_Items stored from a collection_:
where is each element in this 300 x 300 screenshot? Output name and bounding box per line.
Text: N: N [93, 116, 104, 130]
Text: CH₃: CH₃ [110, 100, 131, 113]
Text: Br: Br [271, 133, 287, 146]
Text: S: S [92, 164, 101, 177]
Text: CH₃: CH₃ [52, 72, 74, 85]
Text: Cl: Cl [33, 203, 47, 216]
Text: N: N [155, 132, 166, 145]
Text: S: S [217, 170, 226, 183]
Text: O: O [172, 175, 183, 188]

_Set exercise_: Could you pull every line from the records above and reproduce each one without changing a single character?

_Completed exercise_:
where is each element in this 300 x 300 screenshot? Output name and bounding box per line.
Text: N: N [93, 116, 104, 130]
Text: CH₃: CH₃ [110, 100, 131, 113]
Text: Br: Br [271, 133, 287, 146]
Text: S: S [92, 164, 101, 177]
Text: CH₃: CH₃ [52, 72, 74, 85]
Text: Cl: Cl [33, 203, 47, 216]
Text: N: N [155, 132, 166, 145]
Text: S: S [217, 170, 226, 183]
Text: O: O [172, 175, 183, 188]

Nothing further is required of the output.